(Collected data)
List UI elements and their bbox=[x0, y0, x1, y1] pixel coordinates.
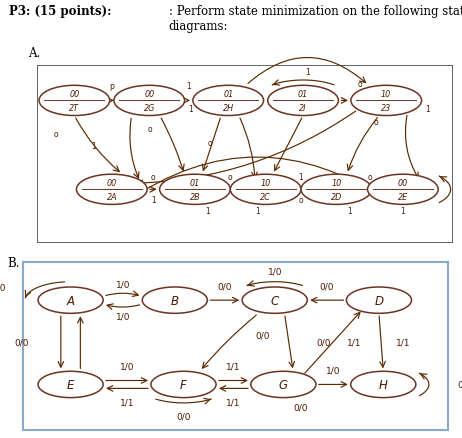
Circle shape bbox=[242, 287, 307, 314]
Text: 0/0: 0/0 bbox=[0, 283, 6, 292]
Text: 1/1: 1/1 bbox=[226, 398, 241, 407]
Text: 1/0: 1/0 bbox=[116, 280, 130, 289]
Text: 1/0: 1/0 bbox=[326, 366, 340, 375]
Text: 2E: 2E bbox=[398, 193, 408, 201]
Circle shape bbox=[346, 287, 412, 314]
Text: 1: 1 bbox=[186, 82, 191, 91]
Text: 23: 23 bbox=[381, 104, 391, 113]
Text: H: H bbox=[379, 378, 388, 391]
Text: E: E bbox=[67, 378, 74, 391]
Text: A.: A. bbox=[28, 47, 40, 60]
Circle shape bbox=[114, 86, 185, 116]
Text: 0/0: 0/0 bbox=[316, 338, 331, 347]
Text: 1/0: 1/0 bbox=[267, 267, 282, 276]
Text: 1: 1 bbox=[401, 207, 405, 216]
Text: 2A: 2A bbox=[107, 193, 117, 201]
Text: A: A bbox=[67, 294, 74, 307]
Text: 1: 1 bbox=[347, 207, 352, 216]
Text: 00: 00 bbox=[144, 89, 154, 99]
Text: o: o bbox=[374, 118, 378, 127]
Text: F: F bbox=[180, 378, 187, 391]
Text: 0/0: 0/0 bbox=[457, 380, 462, 389]
Text: 0/0: 0/0 bbox=[293, 403, 308, 412]
Text: 2G: 2G bbox=[144, 104, 155, 113]
Text: o: o bbox=[207, 138, 212, 148]
Text: 2B: 2B bbox=[190, 193, 200, 201]
Text: 1/1: 1/1 bbox=[347, 338, 362, 347]
Text: 01: 01 bbox=[223, 89, 233, 99]
Text: 0/0: 0/0 bbox=[320, 282, 334, 291]
Circle shape bbox=[160, 175, 231, 205]
Text: 1: 1 bbox=[255, 207, 260, 216]
Circle shape bbox=[142, 287, 207, 314]
Text: 10: 10 bbox=[381, 89, 391, 99]
Circle shape bbox=[351, 86, 421, 116]
Circle shape bbox=[38, 287, 103, 314]
Circle shape bbox=[193, 86, 263, 116]
Text: 0/0: 0/0 bbox=[176, 412, 191, 420]
Text: o: o bbox=[357, 80, 362, 89]
Text: o: o bbox=[228, 173, 233, 182]
Text: B.: B. bbox=[7, 256, 19, 269]
Text: D: D bbox=[374, 294, 383, 307]
Text: 1/0: 1/0 bbox=[116, 312, 130, 321]
Text: 0/0: 0/0 bbox=[218, 282, 232, 291]
Text: 01: 01 bbox=[190, 178, 200, 187]
Text: 10: 10 bbox=[261, 178, 271, 187]
Circle shape bbox=[351, 371, 416, 398]
Text: G: G bbox=[279, 378, 288, 391]
Text: 1/1: 1/1 bbox=[120, 398, 134, 407]
Text: 0/0: 0/0 bbox=[14, 338, 29, 347]
Circle shape bbox=[367, 175, 438, 205]
Text: o: o bbox=[151, 173, 156, 182]
Text: 1/0: 1/0 bbox=[120, 362, 134, 371]
Circle shape bbox=[151, 371, 216, 398]
Text: 2H: 2H bbox=[223, 104, 234, 113]
Text: 1: 1 bbox=[91, 142, 96, 151]
Text: o: o bbox=[367, 173, 372, 182]
Text: C: C bbox=[271, 294, 279, 307]
Text: 1: 1 bbox=[425, 105, 430, 114]
Circle shape bbox=[77, 175, 147, 205]
Text: 1: 1 bbox=[305, 67, 310, 76]
Text: 0/0: 0/0 bbox=[255, 330, 270, 339]
Text: 00: 00 bbox=[107, 178, 117, 187]
Text: 2D: 2D bbox=[331, 193, 342, 201]
Text: : Perform state minimization on the following state
diagrams:: : Perform state minimization on the foll… bbox=[169, 5, 462, 33]
Text: o: o bbox=[54, 130, 58, 139]
Text: B: B bbox=[171, 294, 179, 307]
Text: 00: 00 bbox=[398, 178, 408, 187]
Text: 1: 1 bbox=[298, 173, 304, 182]
Circle shape bbox=[268, 86, 338, 116]
Text: 1: 1 bbox=[188, 105, 193, 114]
Text: 1/1: 1/1 bbox=[226, 362, 241, 371]
FancyBboxPatch shape bbox=[37, 66, 453, 243]
FancyBboxPatch shape bbox=[23, 262, 449, 430]
Text: o: o bbox=[298, 195, 304, 204]
Circle shape bbox=[38, 371, 103, 398]
Text: 1: 1 bbox=[151, 195, 156, 204]
Circle shape bbox=[251, 371, 316, 398]
Text: 2I: 2I bbox=[299, 104, 307, 113]
Circle shape bbox=[39, 86, 110, 116]
Text: P3: (15 points):: P3: (15 points): bbox=[9, 5, 112, 18]
Text: 1/1: 1/1 bbox=[395, 338, 410, 347]
Text: p: p bbox=[109, 82, 114, 91]
Circle shape bbox=[231, 175, 301, 205]
Text: 2T: 2T bbox=[69, 104, 79, 113]
Circle shape bbox=[301, 175, 371, 205]
Text: 00: 00 bbox=[69, 89, 79, 99]
Text: 01: 01 bbox=[298, 89, 308, 99]
Text: 2C: 2C bbox=[260, 193, 271, 201]
Text: o: o bbox=[147, 124, 152, 133]
Text: 1: 1 bbox=[206, 207, 210, 216]
Text: 10: 10 bbox=[331, 178, 341, 187]
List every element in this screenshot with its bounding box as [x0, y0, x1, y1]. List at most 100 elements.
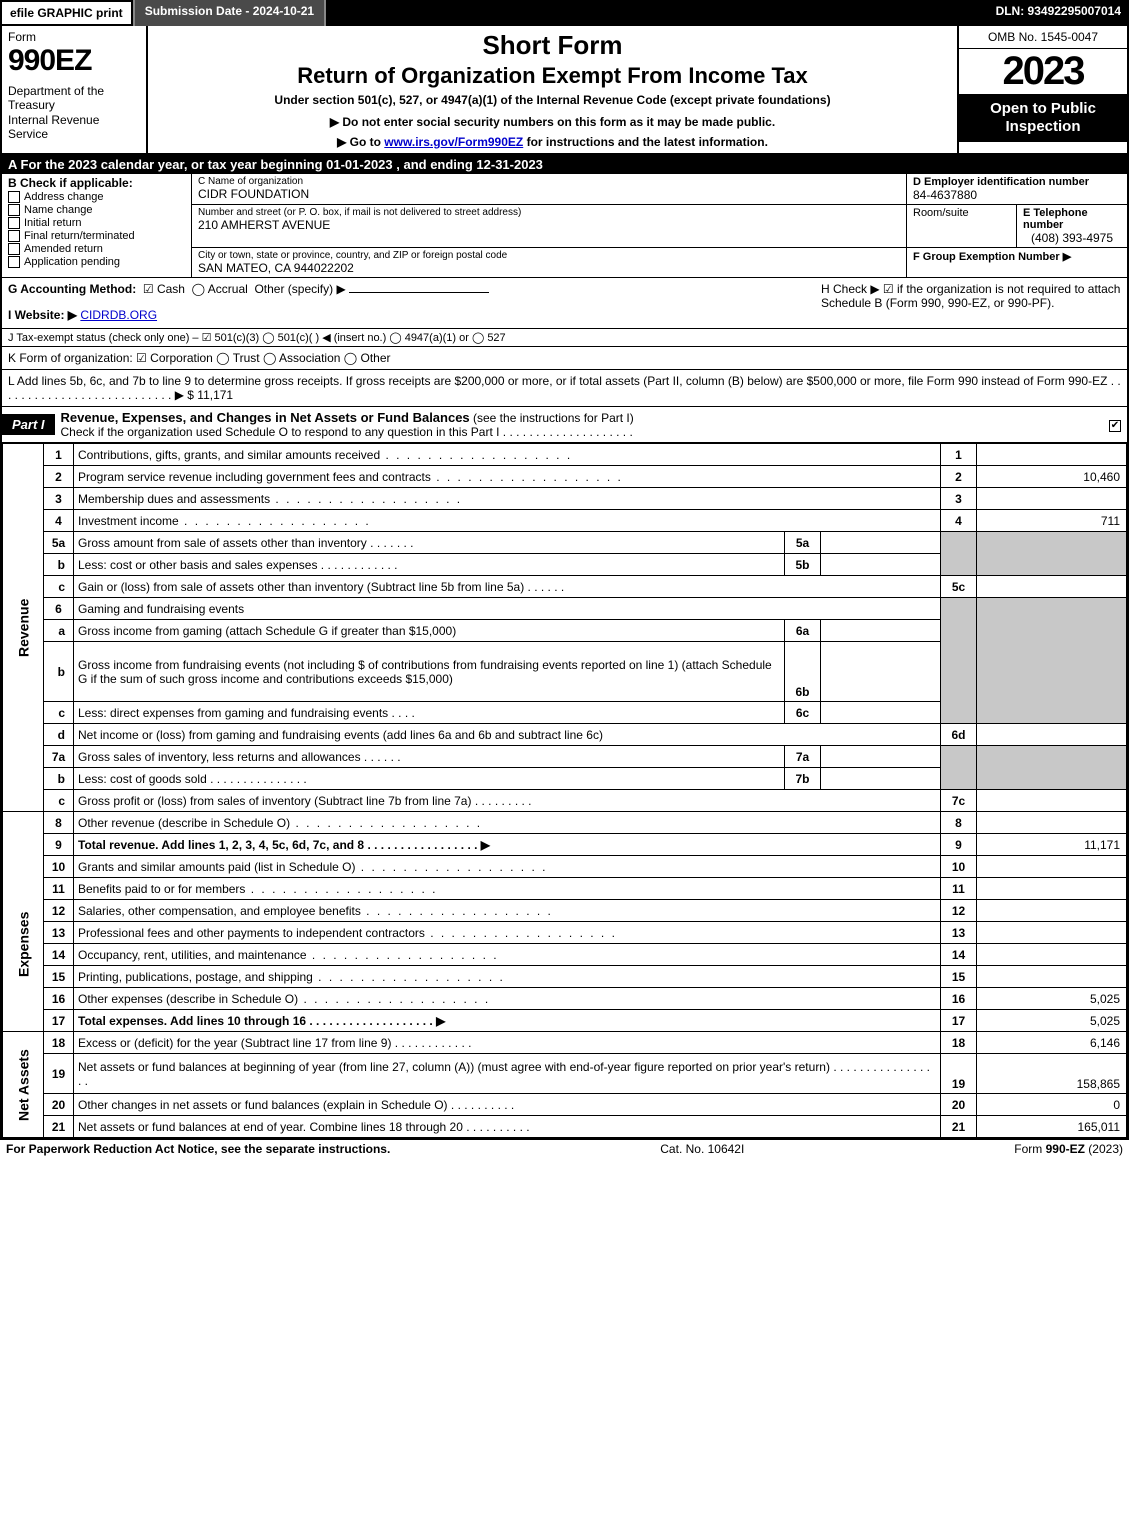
- line-8-value: [977, 812, 1127, 834]
- address-label: Number and street (or P. O. box, if mail…: [198, 207, 900, 218]
- top-bar: efile GRAPHIC print Submission Date - 20…: [0, 0, 1129, 26]
- section-f: F Group Exemption Number ▶: [907, 248, 1127, 277]
- line-6b-num: b: [44, 642, 74, 702]
- opt-amended-return: Amended return: [24, 243, 103, 255]
- line-6d-num: d: [44, 724, 74, 746]
- line-10-num: 10: [44, 856, 74, 878]
- line-19-num: 19: [44, 1054, 74, 1094]
- room-label: Room/suite: [913, 207, 1010, 219]
- part-1-title-text: Revenue, Expenses, and Changes in Net As…: [61, 410, 470, 425]
- line-8-desc: Other revenue (describe in Schedule O): [74, 812, 941, 834]
- checkbox-final-return[interactable]: [8, 230, 20, 242]
- line-18-num: 18: [44, 1032, 74, 1054]
- line-5a-desc: Gross amount from sale of assets other t…: [74, 532, 785, 554]
- line-7b-num: b: [44, 768, 74, 790]
- row-a-tax-year: A For the 2023 calendar year, or tax yea…: [2, 155, 1127, 174]
- line-9-desc: Total revenue. Add lines 1, 2, 3, 4, 5c,…: [74, 834, 941, 856]
- line-11-value: [977, 878, 1127, 900]
- line-17-value: 5,025: [977, 1010, 1127, 1032]
- line-7b-desc: Less: cost of goods sold . . . . . . . .…: [74, 768, 785, 790]
- goto-prefix: ▶ Go to: [337, 135, 384, 149]
- line-6d-desc: Net income or (loss) from gaming and fun…: [74, 724, 941, 746]
- opt-final-return: Final return/terminated: [24, 230, 135, 242]
- submission-date-button[interactable]: Submission Date - 2024-10-21: [133, 0, 326, 26]
- line-11-desc: Benefits paid to or for members: [74, 878, 941, 900]
- line-6a-sub-v: [821, 620, 941, 642]
- line-3-num: 3: [44, 488, 74, 510]
- line-19-value: 158,865: [977, 1054, 1127, 1094]
- address-value: 210 AMHERST AVENUE: [198, 218, 900, 232]
- website-link[interactable]: CIDRDB.ORG: [80, 308, 157, 322]
- line-18-value: 6,146: [977, 1032, 1127, 1054]
- netassets-vertical-label: Net Assets: [3, 1032, 44, 1138]
- schedule-o-checkbox[interactable]: [1109, 420, 1121, 432]
- goto-instructions: ▶ Go to www.irs.gov/Form990EZ for instru…: [154, 135, 951, 149]
- line-16-num: 16: [44, 988, 74, 1010]
- line-6a-desc: Gross income from gaming (attach Schedul…: [74, 620, 785, 642]
- footer-left: For Paperwork Reduction Act Notice, see …: [6, 1142, 390, 1156]
- checkbox-address-change[interactable]: [8, 191, 20, 203]
- efile-print-button[interactable]: efile GRAPHIC print: [0, 0, 133, 26]
- line-6c-desc: Less: direct expenses from gaming and fu…: [74, 702, 785, 724]
- page-footer: For Paperwork Reduction Act Notice, see …: [0, 1140, 1129, 1158]
- line-11-box: 11: [941, 878, 977, 900]
- line-7c-box: 7c: [941, 790, 977, 812]
- checkbox-initial-return[interactable]: [8, 217, 20, 229]
- opt-address-change: Address change: [24, 191, 104, 203]
- line-7b-sub-v: [821, 768, 941, 790]
- line-15-value: [977, 966, 1127, 988]
- footer-right: Form 990-EZ (2023): [1014, 1142, 1123, 1156]
- section-l-value: 11,171: [197, 388, 233, 402]
- header-middle: Short Form Return of Organization Exempt…: [148, 26, 957, 153]
- header-left: Form 990EZ Department of the Treasury In…: [2, 26, 148, 153]
- line-12-num: 12: [44, 900, 74, 922]
- section-g-h: G Accounting Method: ☑ Cash ◯ Accrual Ot…: [2, 278, 1127, 329]
- line-18-box: 18: [941, 1032, 977, 1054]
- section-k: K Form of organization: ☑ Corporation ◯ …: [2, 347, 1127, 370]
- line-9-box: 9: [941, 834, 977, 856]
- city-value: SAN MATEO, CA 944022202: [198, 261, 900, 275]
- section-j: J Tax-exempt status (check only one) – ☑…: [2, 329, 1127, 347]
- ssn-warning: ▶ Do not enter social security numbers o…: [154, 115, 951, 129]
- g-other: Other (specify) ▶: [254, 282, 345, 296]
- checkbox-amended-return[interactable]: [8, 243, 20, 255]
- phone-value: (408) 393-4975: [1023, 231, 1121, 245]
- line-19-box: 19: [941, 1054, 977, 1094]
- line-19-desc: Net assets or fund balances at beginning…: [74, 1054, 941, 1094]
- line-6-num: 6: [44, 598, 74, 620]
- footer-mid: Cat. No. 10642I: [660, 1142, 744, 1156]
- line-6a-sub-n: 6a: [785, 620, 821, 642]
- line-7c-desc: Gross profit or (loss) from sales of inv…: [74, 790, 941, 812]
- checkbox-application-pending[interactable]: [8, 256, 20, 268]
- line-6a-num: a: [44, 620, 74, 642]
- line-12-desc: Salaries, other compensation, and employ…: [74, 900, 941, 922]
- address-row: Number and street (or P. O. box, if mail…: [192, 205, 907, 247]
- ein-label: D Employer identification number: [913, 176, 1121, 188]
- opt-application-pending: Application pending: [24, 256, 120, 268]
- group-exemption-label: F Group Exemption Number ▶: [913, 250, 1121, 263]
- line-13-box: 13: [941, 922, 977, 944]
- short-form-title: Short Form: [154, 30, 951, 61]
- checkbox-name-change[interactable]: [8, 204, 20, 216]
- line-6b-desc: Gross income from fundraising events (no…: [74, 642, 785, 702]
- line-3-value: [977, 488, 1127, 510]
- dln-label: DLN: 93492295007014: [988, 0, 1129, 26]
- line-5ab-grey: [941, 532, 977, 576]
- line-7b-sub-n: 7b: [785, 768, 821, 790]
- irs-link[interactable]: www.irs.gov/Form990EZ: [384, 135, 523, 149]
- line-9-value: 11,171: [977, 834, 1127, 856]
- line-18-desc: Excess or (deficit) for the year (Subtra…: [74, 1032, 941, 1054]
- line-6-grey: [941, 598, 977, 724]
- form-header: Form 990EZ Department of the Treasury In…: [2, 26, 1127, 155]
- part-1-header: Part I Revenue, Expenses, and Changes in…: [2, 407, 1127, 443]
- line-4-value: 711: [977, 510, 1127, 532]
- revenue-vertical-label: Revenue: [3, 444, 44, 812]
- line-1-num: 1: [44, 444, 74, 466]
- line-2-num: 2: [44, 466, 74, 488]
- line-4-num: 4: [44, 510, 74, 532]
- section-e: E Telephone number (408) 393-4975: [1017, 205, 1127, 247]
- line-5b-sub-v: [821, 554, 941, 576]
- org-name-value: CIDR FOUNDATION: [198, 187, 900, 201]
- org-name-label: C Name of organization: [198, 176, 900, 187]
- line-5c-num: c: [44, 576, 74, 598]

REQUIREMENT :: Copy the lines in the records starting at the line containing "- line-8-value: [977, 812, 1127, 834]" and ending at the line containing "- line-19-num: 19: [44, 1054, 74, 1094]", both included, without changing anything.

EXERCISE RESULT ::
- line-8-value: [977, 812, 1127, 834]
- address-label: Number and street (or P. O. box, if mail…: [198, 207, 900, 218]
- top-bar: efile GRAPHIC print Submission Date - 20…: [0, 0, 1129, 26]
- section-f: F Group Exemption Number ▶: [907, 248, 1127, 277]
- line-6b-num: b: [44, 642, 74, 702]
- opt-amended-return: Amended return: [24, 243, 103, 255]
- line-6d-num: d: [44, 724, 74, 746]
- line-10-num: 10: [44, 856, 74, 878]
- line-19-num: 19: [44, 1054, 74, 1094]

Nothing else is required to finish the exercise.